**Given request**
Pull every line that holds the word "this" from the entries.

(Stored items)
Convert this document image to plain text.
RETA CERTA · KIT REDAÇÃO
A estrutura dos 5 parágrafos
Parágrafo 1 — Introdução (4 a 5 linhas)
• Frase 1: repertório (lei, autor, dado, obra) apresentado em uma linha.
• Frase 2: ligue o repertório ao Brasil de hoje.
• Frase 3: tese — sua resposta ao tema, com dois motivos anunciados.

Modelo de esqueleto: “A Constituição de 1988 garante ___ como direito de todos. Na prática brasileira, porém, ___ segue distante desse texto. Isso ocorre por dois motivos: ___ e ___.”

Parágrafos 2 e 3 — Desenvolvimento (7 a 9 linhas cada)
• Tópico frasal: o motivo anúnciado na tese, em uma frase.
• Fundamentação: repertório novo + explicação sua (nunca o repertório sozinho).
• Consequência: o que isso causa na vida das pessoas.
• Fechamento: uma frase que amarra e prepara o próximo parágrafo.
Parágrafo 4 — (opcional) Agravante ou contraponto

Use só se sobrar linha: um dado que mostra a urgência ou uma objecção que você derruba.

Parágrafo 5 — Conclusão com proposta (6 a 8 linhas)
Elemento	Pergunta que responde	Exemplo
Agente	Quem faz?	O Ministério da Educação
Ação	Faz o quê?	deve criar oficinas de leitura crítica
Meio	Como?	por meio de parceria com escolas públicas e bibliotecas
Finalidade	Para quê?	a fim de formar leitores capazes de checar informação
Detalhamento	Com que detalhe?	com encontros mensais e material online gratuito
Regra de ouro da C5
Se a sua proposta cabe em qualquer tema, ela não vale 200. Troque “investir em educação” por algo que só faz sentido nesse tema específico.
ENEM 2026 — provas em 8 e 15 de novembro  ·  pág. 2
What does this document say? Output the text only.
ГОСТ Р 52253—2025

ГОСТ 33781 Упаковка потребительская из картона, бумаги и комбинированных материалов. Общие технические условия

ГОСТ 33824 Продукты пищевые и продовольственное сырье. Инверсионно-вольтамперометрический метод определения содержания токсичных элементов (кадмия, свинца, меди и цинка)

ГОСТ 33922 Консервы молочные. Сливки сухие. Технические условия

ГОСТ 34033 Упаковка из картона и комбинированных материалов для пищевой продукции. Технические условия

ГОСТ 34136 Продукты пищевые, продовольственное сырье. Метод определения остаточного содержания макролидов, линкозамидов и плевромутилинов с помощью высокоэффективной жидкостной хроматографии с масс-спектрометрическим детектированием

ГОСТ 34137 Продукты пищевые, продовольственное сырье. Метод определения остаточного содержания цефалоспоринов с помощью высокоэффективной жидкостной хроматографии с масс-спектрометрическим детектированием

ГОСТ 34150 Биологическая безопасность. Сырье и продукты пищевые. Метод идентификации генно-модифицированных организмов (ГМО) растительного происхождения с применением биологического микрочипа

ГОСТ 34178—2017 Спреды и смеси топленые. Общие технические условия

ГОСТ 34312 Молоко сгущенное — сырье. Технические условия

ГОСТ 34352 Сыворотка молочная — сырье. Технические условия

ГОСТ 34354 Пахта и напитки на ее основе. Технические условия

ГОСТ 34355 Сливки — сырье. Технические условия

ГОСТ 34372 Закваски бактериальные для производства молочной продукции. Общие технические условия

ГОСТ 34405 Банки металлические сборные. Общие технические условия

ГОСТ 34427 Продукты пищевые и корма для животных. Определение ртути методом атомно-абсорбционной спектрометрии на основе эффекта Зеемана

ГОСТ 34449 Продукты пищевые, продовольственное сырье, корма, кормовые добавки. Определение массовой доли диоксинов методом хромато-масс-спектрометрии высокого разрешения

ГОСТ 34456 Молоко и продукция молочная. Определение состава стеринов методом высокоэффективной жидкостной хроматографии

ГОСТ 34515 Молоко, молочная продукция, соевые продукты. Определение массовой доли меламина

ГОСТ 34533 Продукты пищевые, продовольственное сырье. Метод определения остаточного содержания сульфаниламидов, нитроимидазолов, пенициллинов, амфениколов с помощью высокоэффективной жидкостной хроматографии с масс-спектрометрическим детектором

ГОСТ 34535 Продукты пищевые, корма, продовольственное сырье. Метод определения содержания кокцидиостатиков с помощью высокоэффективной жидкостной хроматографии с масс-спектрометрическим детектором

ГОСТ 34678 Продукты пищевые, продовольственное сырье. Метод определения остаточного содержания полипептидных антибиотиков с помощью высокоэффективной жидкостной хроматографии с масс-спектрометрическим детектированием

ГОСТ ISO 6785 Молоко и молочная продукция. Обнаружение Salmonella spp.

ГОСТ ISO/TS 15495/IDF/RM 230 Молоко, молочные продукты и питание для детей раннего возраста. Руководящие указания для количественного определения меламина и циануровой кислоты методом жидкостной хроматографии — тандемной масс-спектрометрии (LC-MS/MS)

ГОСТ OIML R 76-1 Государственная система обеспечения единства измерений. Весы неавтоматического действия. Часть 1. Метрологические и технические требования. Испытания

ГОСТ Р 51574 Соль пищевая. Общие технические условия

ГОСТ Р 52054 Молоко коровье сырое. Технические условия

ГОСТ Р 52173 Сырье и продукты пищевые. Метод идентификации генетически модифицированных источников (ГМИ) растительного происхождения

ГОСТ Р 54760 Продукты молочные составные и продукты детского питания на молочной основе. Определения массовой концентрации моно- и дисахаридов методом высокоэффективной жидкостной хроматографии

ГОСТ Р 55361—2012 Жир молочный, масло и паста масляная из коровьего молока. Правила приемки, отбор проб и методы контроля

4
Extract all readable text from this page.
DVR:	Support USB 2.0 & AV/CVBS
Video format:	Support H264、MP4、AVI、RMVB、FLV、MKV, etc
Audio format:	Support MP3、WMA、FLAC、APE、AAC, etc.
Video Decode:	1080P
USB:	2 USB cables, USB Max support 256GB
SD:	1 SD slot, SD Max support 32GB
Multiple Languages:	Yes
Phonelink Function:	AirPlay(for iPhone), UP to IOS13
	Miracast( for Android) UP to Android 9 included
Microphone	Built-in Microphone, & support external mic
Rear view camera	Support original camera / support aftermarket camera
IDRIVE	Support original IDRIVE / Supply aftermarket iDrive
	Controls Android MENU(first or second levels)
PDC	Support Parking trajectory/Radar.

**Solution below**
Convert this document image to plain text.
What does this document say? Output the text only.
Extract all readable text from this page.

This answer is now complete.